▸ WORK TO BE COMPLETED: Reproduce, word for word, every line starting at the line that contains "Convert this screenshot" and ending with the final line of the entries.

==== DATA PROVIDED ====

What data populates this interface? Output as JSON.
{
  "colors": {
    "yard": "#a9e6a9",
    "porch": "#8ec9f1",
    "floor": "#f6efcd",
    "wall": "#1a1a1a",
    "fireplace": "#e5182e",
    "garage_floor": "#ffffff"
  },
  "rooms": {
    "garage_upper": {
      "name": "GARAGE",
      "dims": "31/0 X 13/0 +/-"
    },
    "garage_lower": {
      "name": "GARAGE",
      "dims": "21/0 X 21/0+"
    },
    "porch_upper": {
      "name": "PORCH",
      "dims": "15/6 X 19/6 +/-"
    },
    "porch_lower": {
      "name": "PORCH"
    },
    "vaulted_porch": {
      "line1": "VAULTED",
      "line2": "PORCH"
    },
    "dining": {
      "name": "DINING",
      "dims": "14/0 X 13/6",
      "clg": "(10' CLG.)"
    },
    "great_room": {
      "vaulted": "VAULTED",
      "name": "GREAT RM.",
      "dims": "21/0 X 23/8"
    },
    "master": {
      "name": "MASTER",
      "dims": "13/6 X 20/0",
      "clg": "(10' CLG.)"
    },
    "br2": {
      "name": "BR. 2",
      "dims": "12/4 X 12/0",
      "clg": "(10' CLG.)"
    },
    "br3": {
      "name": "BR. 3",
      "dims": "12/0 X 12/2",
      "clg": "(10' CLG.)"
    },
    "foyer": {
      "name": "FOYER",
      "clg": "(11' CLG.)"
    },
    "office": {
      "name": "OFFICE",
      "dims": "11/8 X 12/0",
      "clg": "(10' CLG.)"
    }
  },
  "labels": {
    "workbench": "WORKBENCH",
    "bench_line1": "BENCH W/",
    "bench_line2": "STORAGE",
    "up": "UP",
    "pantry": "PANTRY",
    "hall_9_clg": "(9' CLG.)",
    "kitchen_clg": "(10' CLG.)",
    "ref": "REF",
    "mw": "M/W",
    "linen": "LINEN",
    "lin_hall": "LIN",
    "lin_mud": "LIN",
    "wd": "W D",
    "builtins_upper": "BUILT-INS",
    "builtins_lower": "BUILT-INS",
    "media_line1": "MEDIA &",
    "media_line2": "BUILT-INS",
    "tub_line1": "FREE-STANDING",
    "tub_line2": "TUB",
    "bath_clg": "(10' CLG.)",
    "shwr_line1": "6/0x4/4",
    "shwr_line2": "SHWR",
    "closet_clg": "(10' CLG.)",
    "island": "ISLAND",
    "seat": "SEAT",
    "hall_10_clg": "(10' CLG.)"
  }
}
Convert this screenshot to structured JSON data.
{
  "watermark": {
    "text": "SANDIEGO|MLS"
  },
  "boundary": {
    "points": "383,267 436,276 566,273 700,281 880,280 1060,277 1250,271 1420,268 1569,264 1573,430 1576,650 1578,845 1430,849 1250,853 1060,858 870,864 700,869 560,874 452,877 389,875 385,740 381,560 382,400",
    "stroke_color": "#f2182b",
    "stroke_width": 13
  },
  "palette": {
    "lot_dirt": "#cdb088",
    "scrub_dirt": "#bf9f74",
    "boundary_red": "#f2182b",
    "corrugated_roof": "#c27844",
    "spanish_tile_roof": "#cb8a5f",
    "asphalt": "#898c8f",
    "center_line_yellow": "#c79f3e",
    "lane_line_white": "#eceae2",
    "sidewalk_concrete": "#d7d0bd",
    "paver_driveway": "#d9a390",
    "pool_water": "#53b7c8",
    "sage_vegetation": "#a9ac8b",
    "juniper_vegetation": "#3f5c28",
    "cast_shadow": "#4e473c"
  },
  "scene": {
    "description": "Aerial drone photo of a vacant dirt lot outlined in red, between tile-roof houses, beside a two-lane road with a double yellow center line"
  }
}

====

▸ EXERCISE RESPONSE:
Convert this screenshot to structured JSON data.
{
  "watermark": {
    "text": "SANDIEGO|MLS"
  },
  "boundary": {
    "points": "383,267 436,276 566,273 700,281 880,280 1060,277 1250,271 1420,268 1569,264 1573,430 1576,650 1578,845 1430,849 1250,853 1060,858 870,864 700,869 560,874 452,877 389,875 385,740 381,560 382,400",
    "stroke_color": "#f2182b",
    "stroke_width": 13
  },
  "palette": {
    "lot_dirt": "#cdb088",
    "scrub_dirt": "#bf9f74",
    "boundary_red": "#f2182b",
    "corrugated_roof": "#c27844",
    "spanish_tile_roof": "#cb8a5f",
    "asphalt": "#898c8f",
    "center_line_yellow": "#c79f3e",
    "lane_line_white": "#eceae2",
    "sidewalk_concrete": "#d7d0bd",
    "paver_driveway": "#d9a390",
    "pool_water": "#53b7c8",
    "sage_vegetation": "#a9ac8b",
    "juniper_vegetation": "#3f5c28",
    "cast_shadow": "#4e473c"
  },
  "scene": {
    "description": "Aerial drone photo of a vacant dirt lot outlined in red, between tile-roof houses, beside a two-lane road with a double yellow center line"
  }
}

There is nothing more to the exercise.